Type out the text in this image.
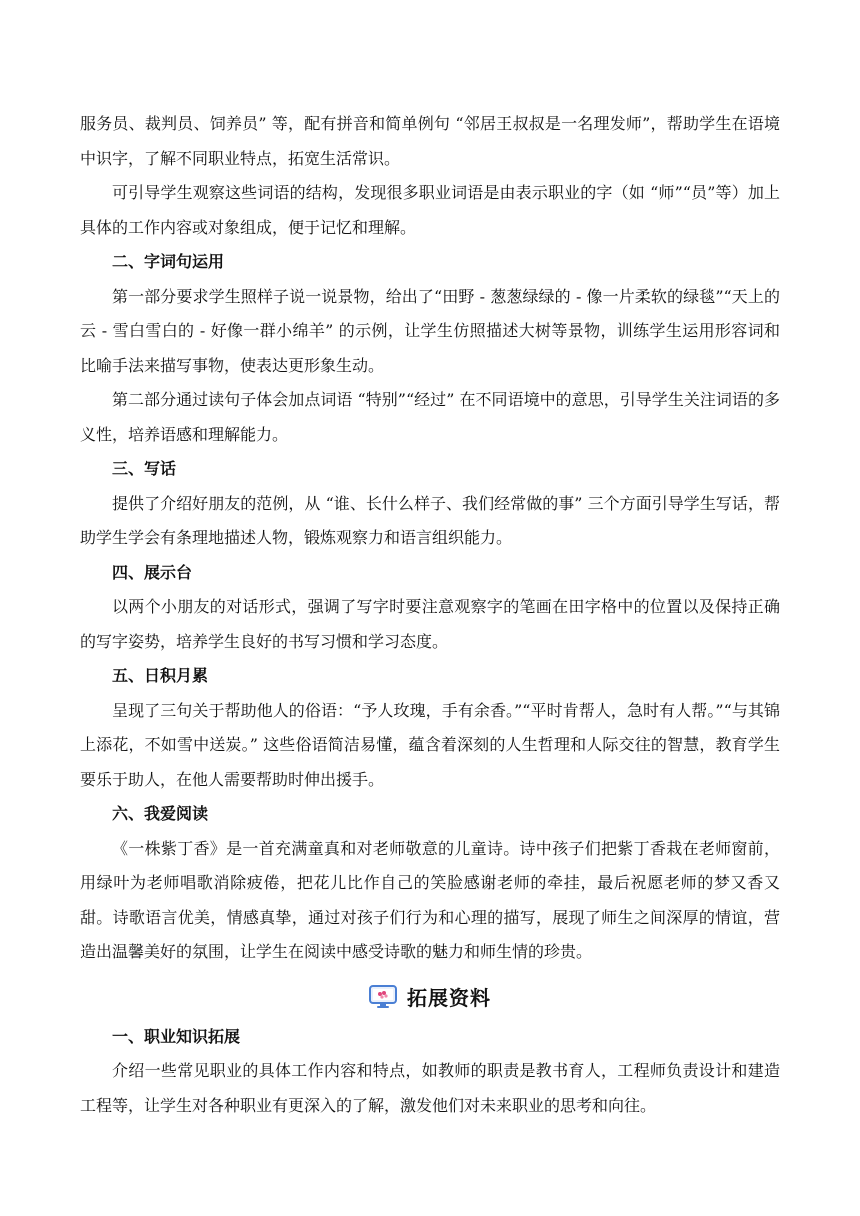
服务员、裁判员、饲养员” 等，配有拼音和简单例句 “邻居王叔叔是一名理发师”，帮助学生在语境中识字，了解不同职业特点，拓宽生活常识。

可引导学生观察这些词语的结构，发现很多职业词语是由表示职业的字（如 “师”“员”等）加上具体的工作内容或对象组成，便于记忆和理解。

二、字词句运用

第一部分要求学生照样子说一说景物，给出了“田野 - 葱葱绿绿的 - 像一片柔软的绿毯”“天上的云 - 雪白雪白的 - 好像一群小绵羊” 的示例，让学生仿照描述大树等景物，训练学生运用形容词和比喻手法来描写事物，使表达更形象生动。

第二部分通过读句子体会加点词语 “特别”“经过” 在不同语境中的意思，引导学生关注词语的多义性，培养语感和理解能力。

三、写话

提供了介绍好朋友的范例，从 “谁、长什么样子、我们经常做的事” 三个方面引导学生写话，帮助学生学会有条理地描述人物，锻炼观察力和语言组织能力。

四、展示台

以两个小朋友的对话形式，强调了写字时要注意观察字的笔画在田字格中的位置以及保持正确的写字姿势，培养学生良好的书写习惯和学习态度。

五、日积月累

呈现了三句关于帮助他人的俗语：“予人玫瑰，手有余香。”“平时肯帮人，急时有人帮。”“与其锦上添花，不如雪中送炭。” 这些俗语简洁易懂，蕴含着深刻的人生哲理和人际交往的智慧，教育学生要乐于助人，在他人需要帮助时伸出援手。

六、我爱阅读

《一株紫丁香》是一首充满童真和对老师敬意的儿童诗。诗中孩子们把紫丁香栽在老师窗前，用绿叶为老师唱歌消除疲倦，把花儿比作自己的笑脸感谢老师的牵挂，最后祝愿老师的梦又香又甜。诗歌语言优美，情感真挚，通过对孩子们行为和心理的描写，展现了师生之间深厚的情谊，营造出温馨美好的氛围，让学生在阅读中感受诗歌的魅力和师生情的珍贵。

拓展资料

一、职业知识拓展

介绍一些常见职业的具体工作内容和特点，如教师的职责是教书育人，工程师负责设计和建造工程等，让学生对各种职业有更深入的了解，激发他们对未来职业的思考和向往。
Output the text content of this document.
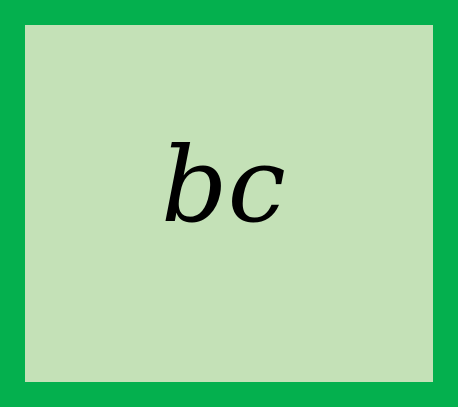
bc
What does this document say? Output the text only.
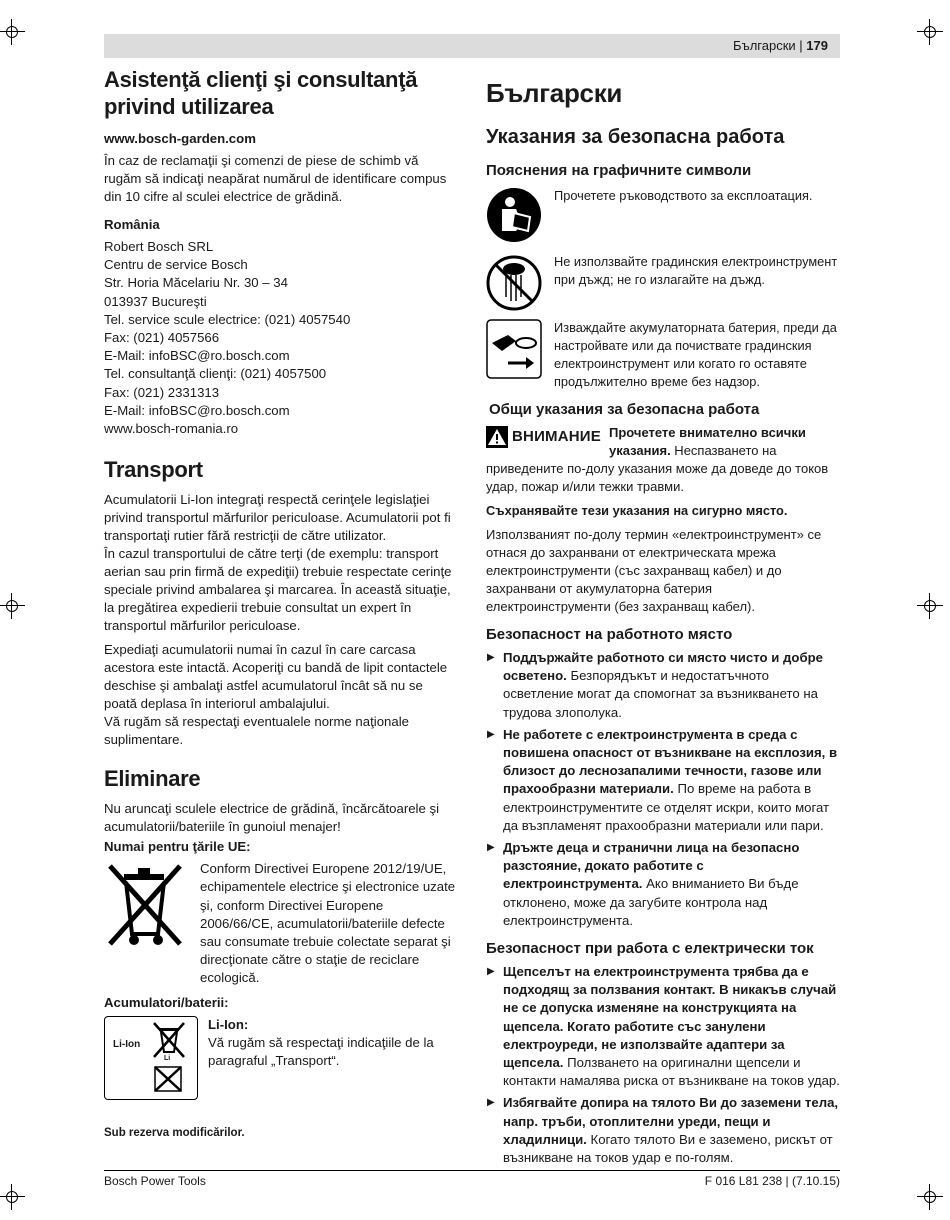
Български | 179
Asistenţă clienţi şi consultanţă privind utilizarea

www.bosch-garden.com

În caz de reclamaţii şi comenzi de piese de schimb vă rugăm să indicaţi neapărat numărul de identificare compus din 10 cifre al sculei electrice de grădină.

România

Robert Bosch SRL
Centru de service Bosch
Str. Horia Măcelariu Nr. 30 – 34
013937 Bucureşti
Tel. service scule electrice: (021) 4057540
Fax: (021) 4057566
E-Mail: infoBSC@ro.bosch.com
Tel. consultanţă clienţi: (021) 4057500
Fax: (021) 2331313
E-Mail: infoBSC@ro.bosch.com
www.bosch-romania.ro
Transport

Acumulatorii Li-Ion integraţi respectă cerinţele legislaţiei privind transportul mărfurilor periculoase. Acumulatorii pot fi transportaţi rutier fără restricţii de către utilizator.

În cazul transportului de către terţi (de exemplu: transport aerian sau prin firmă de expediţii) trebuie respectate cerinţe speciale privind ambalarea şi marcarea. În această situaţie, la pregătirea expedierii trebuie consultat un expert în transportul mărfurilor periculoase.

Expediaţi acumulatorii numai în cazul în care carcasa acestora este intactă. Acoperiţi cu bandă de lipit contactele deschise şi ambalaţi astfel acumulatorul încât să nu se poată deplasa în interiorul ambalajului.

Vă rugăm să respectaţi eventualele norme naţionale suplimentare.

Eliminare

Nu aruncaţi sculele electrice de grădină, încărcătoarele şi acumulatorii/bateriile în gunoiul menajer!

Numai pentru ţările UE:

Conform Directivei Europene 2012/19/UE, echipamentele electrice şi electronice uzate şi, conform Directivei Europene 2006/66/CE, acumulatorii/bateriile defecte sau consumate trebuie colectate separat şi direcţionate către o staţie de reciclare ecologică.

Acumulatori/baterii:

Li-Ion
Li
Li-Ion:
Vă rugăm să respectaţi indicaţiile de la paragraful „Transport“.

Sub rezerva modificărilor.

Български
Указания за безопасна работа
Пояснения на графичните символи
Прочетете ръководството за експлоатация.
Не използвайте градинския електроинструмент при дъжд; не го излагайте на дъжд.
Изваждайте акумулаторната батерия, преди да настройвате или да почиствате градинския електроинструмент или когато го оставяте продължително време без надзор.
Общи указания за безопасна работа
ВНИМАНИЕ Прочетете внимателно всички указания. Неспазването на приведените по-долу указания може да доведе до токов удар, пожар и/или тежки травми.

Съхранявайте тези указания на сигурно място.

Използваният по-долу термин «електроинструмент» се отнася до захранвани от електрическата мрежа електроинструменти (със захранващ кабел) и до захранвани от акумулаторна батерия електроинструменти (без захранващ кабел).

Безопасност на работното място
▶ Поддържайте работното си място чисто и добре осветено. Безпорядъкът и недостатъчното осветление могат да спомогнат за възникването на трудова злополука.
▶ Не работете с електроинструмента в среда с повишена опасност от възникване на експлозия, в близост до леснозапалими течности, газове или прахообразни материали. По време на работа в електроинструментите се отделят искри, които могат да възпламенят прахообразни материали или пари.
▶ Дръжте деца и странични лица на безопасно разстояние, докато работите с електроинструмента. Ако вниманието Ви бъде отклонено, може да загубите контрола над електроинструмента.
Безопасност при работа с електрически ток
▶ Щепселът на електроинструмента трябва да е подходящ за ползвания контакт. В никакъв случай не се допуска изменяне на конструкцията на щепсела. Когато работите със занулени електроуреди, не използвайте адаптери за щепсела. Ползването на оригинални щепсели и контакти намалява риска от възникване на токов удар.
▶ Избягвайте допира на тялото Ви до заземени тела, напр. тръби, отоплителни уреди, пещи и хладилници. Когато тялото Ви е заземено, рискът от възникване на токов удар е по-голям.
Bosch Power Tools	F 016 L81 238 | (7.10.15)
- - - - - - -
**Instruction**. Every entry above needs to be retyped exactly; drop the pictures.

**Correct answer**.
Type out the text in this image.
服务员、裁判员、饲养员” 等，配有拼音和简单例句 “邻居王叔叔是一名理发师”，帮助学生在语境中识字，了解不同职业特点，拓宽生活常识。

可引导学生观察这些词语的结构，发现很多职业词语是由表示职业的字（如 “师”“员”等）加上具体的工作内容或对象组成，便于记忆和理解。

二、字词句运用

第一部分要求学生照样子说一说景物，给出了“田野 - 葱葱绿绿的 - 像一片柔软的绿毯”“天上的云 - 雪白雪白的 - 好像一群小绵羊” 的示例，让学生仿照描述大树等景物，训练学生运用形容词和比喻手法来描写事物，使表达更形象生动。

第二部分通过读句子体会加点词语 “特别”“经过” 在不同语境中的意思，引导学生关注词语的多义性，培养语感和理解能力。

三、写话

提供了介绍好朋友的范例，从 “谁、长什么样子、我们经常做的事” 三个方面引导学生写话，帮助学生学会有条理地描述人物，锻炼观察力和语言组织能力。

四、展示台

以两个小朋友的对话形式，强调了写字时要注意观察字的笔画在田字格中的位置以及保持正确的写字姿势，培养学生良好的书写习惯和学习态度。

五、日积月累

呈现了三句关于帮助他人的俗语：“予人玫瑰，手有余香。”“平时肯帮人，急时有人帮。”“与其锦上添花，不如雪中送炭。” 这些俗语简洁易懂，蕴含着深刻的人生哲理和人际交往的智慧，教育学生要乐于助人，在他人需要帮助时伸出援手。

六、我爱阅读

《一株紫丁香》是一首充满童真和对老师敬意的儿童诗。诗中孩子们把紫丁香栽在老师窗前，用绿叶为老师唱歌消除疲倦，把花儿比作自己的笑脸感谢老师的牵挂，最后祝愿老师的梦又香又甜。诗歌语言优美，情感真挚，通过对孩子们行为和心理的描写，展现了师生之间深厚的情谊，营造出温馨美好的氛围，让学生在阅读中感受诗歌的魅力和师生情的珍贵。

拓展资料

一、职业知识拓展

介绍一些常见职业的具体工作内容和特点，如教师的职责是教书育人，工程师负责设计和建造工程等，让学生对各种职业有更深入的了解，激发他们对未来职业的思考和向往。
Output the text content of this document.
bc
What does this document say? Output the text only.
Български | 179
Asistenţă clienţi şi consultanţă privind utilizarea

www.bosch-garden.com

În caz de reclamaţii şi comenzi de piese de schimb vă rugăm să indicaţi neapărat numărul de identificare compus din 10 cifre al sculei electrice de grădină.

România

Robert Bosch SRL
Centru de service Bosch
Str. Horia Măcelariu Nr. 30 – 34
013937 Bucureşti
Tel. service scule electrice: (021) 4057540
Fax: (021) 4057566
E-Mail: infoBSC@ro.bosch.com
Tel. consultanţă clienţi: (021) 4057500
Fax: (021) 2331313
E-Mail: infoBSC@ro.bosch.com
www.bosch-romania.ro
Transport

Acumulatorii Li-Ion integraţi respectă cerinţele legislaţiei privind transportul mărfurilor periculoase. Acumulatorii pot fi transportaţi rutier fără restricţii de către utilizator.

În cazul transportului de către terţi (de exemplu: transport aerian sau prin firmă de expediţii) trebuie respectate cerinţe speciale privind ambalarea şi marcarea. În această situaţie, la pregătirea expedierii trebuie consultat un expert în transportul mărfurilor periculoase.

Expediaţi acumulatorii numai în cazul în care carcasa acestora este intactă. Acoperiţi cu bandă de lipit contactele deschise şi ambalaţi astfel acumulatorul încât să nu se poată deplasa în interiorul ambalajului.

Vă rugăm să respectaţi eventualele norme naţionale suplimentare.

Eliminare

Nu aruncaţi sculele electrice de grădină, încărcătoarele şi acumulatorii/bateriile în gunoiul menajer!

Numai pentru ţările UE:

Conform Directivei Europene 2012/19/UE, echipamentele electrice şi electronice uzate şi, conform Directivei Europene 2006/66/CE, acumulatorii/bateriile defecte sau consumate trebuie colectate separat şi direcţionate către o staţie de reciclare ecologică.

Acumulatori/baterii:

Li-Ion
Li
Li-Ion:
Vă rugăm să respectaţi indicaţiile de la paragraful „Transport“.

Sub rezerva modificărilor.

Български
Указания за безопасна работа
Пояснения на графичните символи
Прочетете ръководството за експлоатация.
Не използвайте градинския електроинструмент при дъжд; не го излагайте на дъжд.
Изваждайте акумулаторната батерия, преди да настройвате или да почиствате градинския електроинструмент или когато го оставяте продължително време без надзор.
Общи указания за безопасна работа
ВНИМАНИЕ Прочетете внимателно всички указания. Неспазването на приведените по-долу указания може да доведе до токов удар, пожар и/или тежки травми.

Съхранявайте тези указания на сигурно място.

Използваният по-долу термин «електроинструмент» се отнася до захранвани от електрическата мрежа електроинструменти (със захранващ кабел) и до захранвани от акумулаторна батерия електроинструменти (без захранващ кабел).

Безопасност на работното място
▶ Поддържайте работното си място чисто и добре осветено. Безпорядъкът и недостатъчното осветление могат да спомогнат за възникването на трудова злополука.
▶ Не работете с електроинструмента в среда с повишена опасност от възникване на експлозия, в близост до леснозапалими течности, газове или прахообразни материали. По време на работа в електроинструментите се отделят искри, които могат да възпламенят прахообразни материали или пари.
▶ Дръжте деца и странични лица на безопасно разстояние, докато работите с електроинструмента. Ако вниманието Ви бъде отклонено, може да загубите контрола над електроинструмента.
Безопасност при работа с електрически ток
▶ Щепселът на електроинструмента трябва да е подходящ за ползвания контакт. В никакъв случай не се допуска изменяне на конструкцията на щепсела. Когато работите със занулени електроуреди, не използвайте адаптери за щепсела. Ползването на оригинални щепсели и контакти намалява риска от възникване на токов удар.
▶ Избягвайте допира на тялото Ви до заземени тела, напр. тръби, отоплителни уреди, пещи и хладилници. Когато тялото Ви е заземено, рискът от възникване на токов удар е по-голям.
Bosch Power Tools	F 016 L81 238 | (7.10.15)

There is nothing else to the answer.